Copy the rows below word for word, with nothing changed.

═════ MATERIAL FOR THIS EXERCISE

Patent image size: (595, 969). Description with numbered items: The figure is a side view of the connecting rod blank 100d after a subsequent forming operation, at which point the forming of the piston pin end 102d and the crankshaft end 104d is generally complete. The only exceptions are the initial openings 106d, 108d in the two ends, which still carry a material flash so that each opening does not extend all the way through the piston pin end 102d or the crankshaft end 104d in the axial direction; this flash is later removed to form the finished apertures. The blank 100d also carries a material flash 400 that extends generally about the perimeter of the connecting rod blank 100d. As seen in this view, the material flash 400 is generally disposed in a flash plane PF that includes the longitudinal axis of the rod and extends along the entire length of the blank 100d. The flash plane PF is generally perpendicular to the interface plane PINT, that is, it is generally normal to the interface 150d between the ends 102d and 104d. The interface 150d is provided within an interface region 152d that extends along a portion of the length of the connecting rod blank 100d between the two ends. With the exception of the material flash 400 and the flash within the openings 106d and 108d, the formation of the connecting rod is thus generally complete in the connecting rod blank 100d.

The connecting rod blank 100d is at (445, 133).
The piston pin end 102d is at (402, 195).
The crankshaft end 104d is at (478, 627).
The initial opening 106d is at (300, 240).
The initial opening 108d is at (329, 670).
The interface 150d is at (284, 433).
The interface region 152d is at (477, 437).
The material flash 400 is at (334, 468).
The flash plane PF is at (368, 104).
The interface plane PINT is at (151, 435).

══════════

= SOLUTION TO THIS TASK =
Patent image size: (595, 969). Description with numbered items: The figure is a side view of the connecting rod blank 100d after a subsequent forming operation, at which point the forming of the piston pin end 102d and the crankshaft end 104d is generally complete. The only exceptions are the initial openings 106d, 108d in the two ends, which still carry a material flash so that each opening does not extend all the way through the piston pin end 102d or the crankshaft end 104d in the axial direction; this flash is later removed to form the finished apertures. The blank 100d also carries a material flash 400 that extends generally about the perimeter of the connecting rod blank 100d. As seen in this view, the material flash 400 is generally disposed in a flash plane PF that includes the longitudinal axis of the rod and extends along the entire length of the blank 100d. The flash plane PF is generally perpendicular to the interface plane PINT, that is, it is generally normal to the interface 150d between the ends 102d and 104d. The interface 150d is provided within an interface region 152d that extends along a portion of the length of the connecting rod blank 100d between the two ends. With the exception of the material flash 400 and the flash within the openings 106d and 108d, the formation of the connecting rod is thus generally complete in the connecting rod blank 100d.

The connecting rod blank 100d is at (445, 133).
The piston pin end 102d is at (402, 195).
The crankshaft end 104d is at (478, 627).
The initial opening 106d is at (300, 240).
The initial opening 108d is at (329, 670).
The interface 150d is at (284, 433).
The interface region 152d is at (477, 437).
The material flash 400 is at (334, 468).
The flash plane PF is at (368, 104).
The interface plane PINT is at (151, 435).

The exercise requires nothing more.